>> start

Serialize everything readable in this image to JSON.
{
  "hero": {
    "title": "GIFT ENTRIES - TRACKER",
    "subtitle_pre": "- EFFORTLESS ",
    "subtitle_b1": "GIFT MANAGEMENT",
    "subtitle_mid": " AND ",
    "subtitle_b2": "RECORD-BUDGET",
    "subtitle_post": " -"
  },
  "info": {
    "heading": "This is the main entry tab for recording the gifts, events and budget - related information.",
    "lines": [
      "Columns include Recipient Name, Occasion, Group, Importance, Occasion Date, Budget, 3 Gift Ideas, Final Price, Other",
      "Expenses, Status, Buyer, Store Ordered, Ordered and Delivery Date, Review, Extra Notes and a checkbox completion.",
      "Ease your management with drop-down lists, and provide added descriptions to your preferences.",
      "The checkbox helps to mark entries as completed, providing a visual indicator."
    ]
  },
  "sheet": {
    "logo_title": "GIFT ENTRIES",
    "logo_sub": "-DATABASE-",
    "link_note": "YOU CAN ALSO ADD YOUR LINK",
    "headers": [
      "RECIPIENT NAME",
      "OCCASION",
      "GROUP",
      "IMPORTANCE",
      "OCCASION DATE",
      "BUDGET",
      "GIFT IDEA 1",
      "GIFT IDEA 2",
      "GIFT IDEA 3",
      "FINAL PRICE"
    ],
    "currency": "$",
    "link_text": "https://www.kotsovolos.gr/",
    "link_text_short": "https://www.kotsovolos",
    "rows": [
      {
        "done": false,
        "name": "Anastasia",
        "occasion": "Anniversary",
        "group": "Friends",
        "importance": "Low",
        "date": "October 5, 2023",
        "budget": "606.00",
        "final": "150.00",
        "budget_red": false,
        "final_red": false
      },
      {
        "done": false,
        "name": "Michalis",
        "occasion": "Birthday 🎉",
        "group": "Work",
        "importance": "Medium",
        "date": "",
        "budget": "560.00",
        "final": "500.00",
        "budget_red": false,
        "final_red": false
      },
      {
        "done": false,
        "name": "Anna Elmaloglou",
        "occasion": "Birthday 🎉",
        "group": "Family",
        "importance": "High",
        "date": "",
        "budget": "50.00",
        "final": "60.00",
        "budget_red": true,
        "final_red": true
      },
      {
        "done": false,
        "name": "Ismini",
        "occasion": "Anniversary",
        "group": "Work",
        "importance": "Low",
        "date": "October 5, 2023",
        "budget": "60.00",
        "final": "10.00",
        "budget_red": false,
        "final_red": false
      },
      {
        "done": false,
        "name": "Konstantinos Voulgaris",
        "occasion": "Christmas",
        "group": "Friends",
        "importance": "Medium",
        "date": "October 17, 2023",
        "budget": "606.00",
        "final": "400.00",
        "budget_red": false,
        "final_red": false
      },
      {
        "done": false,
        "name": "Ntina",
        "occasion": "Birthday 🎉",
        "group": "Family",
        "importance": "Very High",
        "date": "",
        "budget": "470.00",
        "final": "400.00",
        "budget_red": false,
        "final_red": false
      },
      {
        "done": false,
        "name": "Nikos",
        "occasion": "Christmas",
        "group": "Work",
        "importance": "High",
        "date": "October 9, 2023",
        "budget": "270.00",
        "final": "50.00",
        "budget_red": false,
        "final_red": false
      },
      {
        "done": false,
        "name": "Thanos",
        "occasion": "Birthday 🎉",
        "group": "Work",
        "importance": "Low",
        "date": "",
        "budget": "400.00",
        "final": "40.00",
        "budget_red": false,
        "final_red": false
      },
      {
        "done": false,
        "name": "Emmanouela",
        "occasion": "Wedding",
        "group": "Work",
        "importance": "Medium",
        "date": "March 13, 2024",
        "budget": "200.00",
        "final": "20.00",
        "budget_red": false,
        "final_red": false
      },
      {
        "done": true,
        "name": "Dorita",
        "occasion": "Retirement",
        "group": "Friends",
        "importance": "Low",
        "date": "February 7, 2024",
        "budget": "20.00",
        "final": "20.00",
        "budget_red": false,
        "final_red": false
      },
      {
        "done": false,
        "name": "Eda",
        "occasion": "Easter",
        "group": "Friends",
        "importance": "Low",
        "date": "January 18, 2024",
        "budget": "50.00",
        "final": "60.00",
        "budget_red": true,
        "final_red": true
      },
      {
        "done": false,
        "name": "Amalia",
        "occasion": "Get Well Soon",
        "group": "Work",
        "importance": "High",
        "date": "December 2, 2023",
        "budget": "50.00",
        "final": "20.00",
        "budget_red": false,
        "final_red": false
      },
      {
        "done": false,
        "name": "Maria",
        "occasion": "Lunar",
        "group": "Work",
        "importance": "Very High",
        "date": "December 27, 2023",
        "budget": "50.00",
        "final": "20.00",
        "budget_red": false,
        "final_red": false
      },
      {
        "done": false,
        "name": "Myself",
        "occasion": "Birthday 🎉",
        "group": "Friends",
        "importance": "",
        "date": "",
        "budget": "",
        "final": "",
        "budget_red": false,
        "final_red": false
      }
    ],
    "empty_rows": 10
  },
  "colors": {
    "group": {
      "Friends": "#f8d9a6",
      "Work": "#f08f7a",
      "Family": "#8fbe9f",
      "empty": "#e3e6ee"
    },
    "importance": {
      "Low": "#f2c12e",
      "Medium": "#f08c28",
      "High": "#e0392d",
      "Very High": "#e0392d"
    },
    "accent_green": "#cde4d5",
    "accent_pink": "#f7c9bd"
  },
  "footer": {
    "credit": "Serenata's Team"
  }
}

>> end

:: Work to complete ::
Restate every line of the data word for word.

:: Complete answer ::
Serialize everything readable in this image to JSON.
{
  "hero": {
    "title": "GIFT ENTRIES - TRACKER",
    "subtitle_pre": "- EFFORTLESS ",
    "subtitle_b1": "GIFT MANAGEMENT",
    "subtitle_mid": " AND ",
    "subtitle_b2": "RECORD-BUDGET",
    "subtitle_post": " -"
  },
  "info": {
    "heading": "This is the main entry tab for recording the gifts, events and budget - related information.",
    "lines": [
      "Columns include Recipient Name, Occasion, Group, Importance, Occasion Date, Budget, 3 Gift Ideas, Final Price, Other",
      "Expenses, Status, Buyer, Store Ordered, Ordered and Delivery Date, Review, Extra Notes and a checkbox completion.",
      "Ease your management with drop-down lists, and provide added descriptions to your preferences.",
      "The checkbox helps to mark entries as completed, providing a visual indicator."
    ]
  },
  "sheet": {
    "logo_title": "GIFT ENTRIES",
    "logo_sub": "-DATABASE-",
    "link_note": "YOU CAN ALSO ADD YOUR LINK",
    "headers": [
      "RECIPIENT NAME",
      "OCCASION",
      "GROUP",
      "IMPORTANCE",
      "OCCASION DATE",
      "BUDGET",
      "GIFT IDEA 1",
      "GIFT IDEA 2",
      "GIFT IDEA 3",
      "FINAL PRICE"
    ],
    "currency": "$",
    "link_text": "https://www.kotsovolos.gr/",
    "link_text_short": "https://www.kotsovolos",
    "rows": [
      {
        "done": false,
        "name": "Anastasia",
        "occasion": "Anniversary",
        "group": "Friends",
        "importance": "Low",
        "date": "October 5, 2023",
        "budget": "606.00",
        "final": "150.00",
        "budget_red": false,
        "final_red": false
      },
      {
        "done": false,
        "name": "Michalis",
        "occasion": "Birthday 🎉",
        "group": "Work",
        "importance": "Medium",
        "date": "",
        "budget": "560.00",
        "final": "500.00",
        "budget_red": false,
        "final_red": false
      },
      {
        "done": false,
        "name": "Anna Elmaloglou",
        "occasion": "Birthday 🎉",
        "group": "Family",
        "importance": "High",
        "date": "",
        "budget": "50.00",
        "final": "60.00",
        "budget_red": true,
        "final_red": true
      },
      {
        "done": false,
        "name": "Ismini",
        "occasion": "Anniversary",
        "group": "Work",
        "importance": "Low",
        "date": "October 5, 2023",
        "budget": "60.00",
        "final": "10.00",
        "budget_red": false,
        "final_red": false
      },
      {
        "done": false,
        "name": "Konstantinos Voulgaris",
        "occasion": "Christmas",
        "group": "Friends",
        "importance": "Medium",
        "date": "October 17, 2023",
        "budget": "606.00",
        "final": "400.00",
        "budget_red": false,
        "final_red": false
      },
      {
        "done": false,
        "name": "Ntina",
        "occasion": "Birthday 🎉",
        "group": "Family",
        "importance": "Very High",
        "date": "",
        "budget": "470.00",
        "final": "400.00",
        "budget_red": false,
        "final_red": false
      },
      {
        "done": false,
        "name": "Nikos",
        "occasion": "Christmas",
        "group": "Work",
        "importance": "High",
        "date": "October 9, 2023",
        "budget": "270.00",
        "final": "50.00",
        "budget_red": false,
        "final_red": false
      },
      {
        "done": false,
        "name": "Thanos",
        "occasion": "Birthday 🎉",
        "group": "Work",
        "importance": "Low",
        "date": "",
        "budget": "400.00",
        "final": "40.00",
        "budget_red": false,
        "final_red": false
      },
      {
        "done": false,
        "name": "Emmanouela",
        "occasion": "Wedding",
        "group": "Work",
        "importance": "Medium",
        "date": "March 13, 2024",
        "budget": "200.00",
        "final": "20.00",
        "budget_red": false,
        "final_red": false
      },
      {
        "done": true,
        "name": "Dorita",
        "occasion": "Retirement",
        "group": "Friends",
        "importance": "Low",
        "date": "February 7, 2024",
        "budget": "20.00",
        "final": "20.00",
        "budget_red": false,
        "final_red": false
      },
      {
        "done": false,
        "name": "Eda",
        "occasion": "Easter",
        "group": "Friends",
        "importance": "Low",
        "date": "January 18, 2024",
        "budget": "50.00",
        "final": "60.00",
        "budget_red": true,
        "final_red": true
      },
      {
        "done": false,
        "name": "Amalia",
        "occasion": "Get Well Soon",
        "group": "Work",
        "importance": "High",
        "date": "December 2, 2023",
        "budget": "50.00",
        "final": "20.00",
        "budget_red": false,
        "final_red": false
      },
      {
        "done": false,
        "name": "Maria",
        "occasion": "Lunar",
        "group": "Work",
        "importance": "Very High",
        "date": "December 27, 2023",
        "budget": "50.00",
        "final": "20.00",
        "budget_red": false,
        "final_red": false
      },
      {
        "done": false,
        "name": "Myself",
        "occasion": "Birthday 🎉",
        "group": "Friends",
        "importance": "",
        "date": "",
        "budget": "",
        "final": "",
        "budget_red": false,
        "final_red": false
      }
    ],
    "empty_rows": 10
  },
  "colors": {
    "group": {
      "Friends": "#f8d9a6",
      "Work": "#f08f7a",
      "Family": "#8fbe9f",
      "empty": "#e3e6ee"
    },
    "importance": {
      "Low": "#f2c12e",
      "Medium": "#f08c28",
      "High": "#e0392d",
      "Very High": "#e0392d"
    },
    "accent_green": "#cde4d5",
    "accent_pink": "#f7c9bd"
  },
  "footer": {
    "credit": "Serenata's Team"
  }
}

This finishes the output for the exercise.